— STORED RECORDS —

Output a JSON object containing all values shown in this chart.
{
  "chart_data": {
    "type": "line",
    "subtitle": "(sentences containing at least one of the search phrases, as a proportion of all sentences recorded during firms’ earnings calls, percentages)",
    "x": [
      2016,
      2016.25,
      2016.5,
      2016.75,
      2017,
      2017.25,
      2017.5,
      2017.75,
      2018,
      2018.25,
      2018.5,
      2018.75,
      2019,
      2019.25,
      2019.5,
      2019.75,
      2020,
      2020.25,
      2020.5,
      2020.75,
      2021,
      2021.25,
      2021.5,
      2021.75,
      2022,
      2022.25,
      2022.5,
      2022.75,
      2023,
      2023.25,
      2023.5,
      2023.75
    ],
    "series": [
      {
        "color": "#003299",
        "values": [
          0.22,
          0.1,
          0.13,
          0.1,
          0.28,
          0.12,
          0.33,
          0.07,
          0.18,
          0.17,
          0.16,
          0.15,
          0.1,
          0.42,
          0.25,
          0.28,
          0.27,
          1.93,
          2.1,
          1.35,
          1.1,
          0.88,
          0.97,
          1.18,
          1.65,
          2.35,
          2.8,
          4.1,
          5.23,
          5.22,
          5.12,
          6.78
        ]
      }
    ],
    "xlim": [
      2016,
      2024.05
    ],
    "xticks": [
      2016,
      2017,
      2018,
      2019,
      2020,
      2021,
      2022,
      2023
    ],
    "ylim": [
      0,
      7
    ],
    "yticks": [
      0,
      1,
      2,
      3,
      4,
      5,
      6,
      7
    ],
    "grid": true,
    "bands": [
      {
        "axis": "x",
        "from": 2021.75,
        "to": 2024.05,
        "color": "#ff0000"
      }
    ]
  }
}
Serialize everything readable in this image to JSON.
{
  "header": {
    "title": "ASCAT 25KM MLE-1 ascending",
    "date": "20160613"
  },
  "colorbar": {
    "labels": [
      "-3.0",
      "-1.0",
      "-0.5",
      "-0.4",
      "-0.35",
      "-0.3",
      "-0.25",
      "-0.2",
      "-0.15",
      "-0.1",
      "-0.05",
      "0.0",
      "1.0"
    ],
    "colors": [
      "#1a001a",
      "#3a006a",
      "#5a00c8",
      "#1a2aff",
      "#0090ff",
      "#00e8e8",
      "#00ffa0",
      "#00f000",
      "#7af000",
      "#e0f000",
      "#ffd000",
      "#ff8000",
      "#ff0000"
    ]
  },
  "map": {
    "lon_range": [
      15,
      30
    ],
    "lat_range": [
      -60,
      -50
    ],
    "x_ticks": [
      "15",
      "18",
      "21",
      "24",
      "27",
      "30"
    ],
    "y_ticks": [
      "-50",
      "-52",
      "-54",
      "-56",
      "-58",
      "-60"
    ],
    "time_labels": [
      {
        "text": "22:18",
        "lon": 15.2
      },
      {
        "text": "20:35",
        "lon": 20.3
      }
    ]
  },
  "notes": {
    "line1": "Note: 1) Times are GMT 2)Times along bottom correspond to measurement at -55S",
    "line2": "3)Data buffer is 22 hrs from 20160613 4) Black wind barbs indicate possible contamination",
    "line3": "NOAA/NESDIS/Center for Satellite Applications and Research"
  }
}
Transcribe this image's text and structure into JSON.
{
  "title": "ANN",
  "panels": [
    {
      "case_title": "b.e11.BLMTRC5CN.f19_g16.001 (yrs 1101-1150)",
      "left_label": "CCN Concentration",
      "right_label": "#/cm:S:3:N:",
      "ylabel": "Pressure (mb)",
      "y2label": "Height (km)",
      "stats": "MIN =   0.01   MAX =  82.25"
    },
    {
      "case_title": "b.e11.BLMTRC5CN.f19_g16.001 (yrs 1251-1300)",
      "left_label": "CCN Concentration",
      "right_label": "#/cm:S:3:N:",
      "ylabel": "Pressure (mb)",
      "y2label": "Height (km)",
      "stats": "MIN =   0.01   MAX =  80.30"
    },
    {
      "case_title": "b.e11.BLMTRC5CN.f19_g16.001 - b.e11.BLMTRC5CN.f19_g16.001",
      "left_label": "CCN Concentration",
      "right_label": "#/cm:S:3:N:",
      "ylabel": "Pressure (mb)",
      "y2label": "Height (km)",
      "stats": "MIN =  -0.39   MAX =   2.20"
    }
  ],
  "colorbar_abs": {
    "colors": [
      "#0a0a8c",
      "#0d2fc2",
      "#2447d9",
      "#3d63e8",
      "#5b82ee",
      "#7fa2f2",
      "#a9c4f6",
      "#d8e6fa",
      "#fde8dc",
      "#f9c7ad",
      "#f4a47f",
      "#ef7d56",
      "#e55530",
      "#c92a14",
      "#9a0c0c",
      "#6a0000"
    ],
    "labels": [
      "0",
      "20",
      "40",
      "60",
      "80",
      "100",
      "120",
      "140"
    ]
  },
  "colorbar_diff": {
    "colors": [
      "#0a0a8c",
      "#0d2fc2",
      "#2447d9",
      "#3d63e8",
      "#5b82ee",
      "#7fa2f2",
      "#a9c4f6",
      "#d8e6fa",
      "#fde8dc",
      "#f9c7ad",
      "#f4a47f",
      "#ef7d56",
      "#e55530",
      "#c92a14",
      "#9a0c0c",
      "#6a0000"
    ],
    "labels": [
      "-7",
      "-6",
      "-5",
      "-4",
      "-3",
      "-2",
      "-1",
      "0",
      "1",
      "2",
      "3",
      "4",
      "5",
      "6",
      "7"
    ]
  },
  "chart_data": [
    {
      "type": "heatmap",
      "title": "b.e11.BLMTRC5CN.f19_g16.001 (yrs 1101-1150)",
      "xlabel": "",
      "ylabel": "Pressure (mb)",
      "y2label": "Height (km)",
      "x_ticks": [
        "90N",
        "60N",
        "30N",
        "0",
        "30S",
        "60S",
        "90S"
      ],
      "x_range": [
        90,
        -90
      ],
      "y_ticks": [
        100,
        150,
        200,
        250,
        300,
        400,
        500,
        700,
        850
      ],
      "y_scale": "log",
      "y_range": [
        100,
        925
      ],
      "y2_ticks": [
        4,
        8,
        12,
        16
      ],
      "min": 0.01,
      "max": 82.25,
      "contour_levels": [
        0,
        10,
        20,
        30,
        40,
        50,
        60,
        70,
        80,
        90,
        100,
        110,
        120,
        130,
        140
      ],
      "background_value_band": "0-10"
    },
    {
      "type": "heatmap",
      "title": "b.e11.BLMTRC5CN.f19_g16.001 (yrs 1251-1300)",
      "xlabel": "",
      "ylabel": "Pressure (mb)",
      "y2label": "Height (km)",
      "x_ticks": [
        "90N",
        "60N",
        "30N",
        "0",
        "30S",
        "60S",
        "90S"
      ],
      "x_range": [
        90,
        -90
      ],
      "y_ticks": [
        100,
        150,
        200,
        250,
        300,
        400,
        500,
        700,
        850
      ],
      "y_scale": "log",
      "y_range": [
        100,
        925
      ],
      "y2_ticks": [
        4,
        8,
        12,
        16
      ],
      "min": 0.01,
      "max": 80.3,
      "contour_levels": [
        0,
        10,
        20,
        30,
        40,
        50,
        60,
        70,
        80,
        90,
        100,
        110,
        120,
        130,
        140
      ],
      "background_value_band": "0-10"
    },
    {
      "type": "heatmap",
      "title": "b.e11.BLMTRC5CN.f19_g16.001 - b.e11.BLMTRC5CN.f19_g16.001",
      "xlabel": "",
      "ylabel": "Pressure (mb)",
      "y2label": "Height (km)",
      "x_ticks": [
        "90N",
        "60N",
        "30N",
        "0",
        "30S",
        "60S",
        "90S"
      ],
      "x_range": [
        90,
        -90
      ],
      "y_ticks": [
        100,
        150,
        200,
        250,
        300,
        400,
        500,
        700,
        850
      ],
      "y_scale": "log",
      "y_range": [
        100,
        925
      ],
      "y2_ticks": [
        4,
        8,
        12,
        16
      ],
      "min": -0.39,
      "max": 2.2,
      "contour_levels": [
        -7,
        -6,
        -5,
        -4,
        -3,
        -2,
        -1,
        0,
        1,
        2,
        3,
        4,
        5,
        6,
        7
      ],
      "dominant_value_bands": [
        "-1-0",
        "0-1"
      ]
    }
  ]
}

— SET EXERCISE —
Collect each line holding the string "this".

— RESULT —
Output a JSON object containing all values shown in this chart.
Serialize everything readable in this image to JSON.
Transcribe this image's text and structure into JSON.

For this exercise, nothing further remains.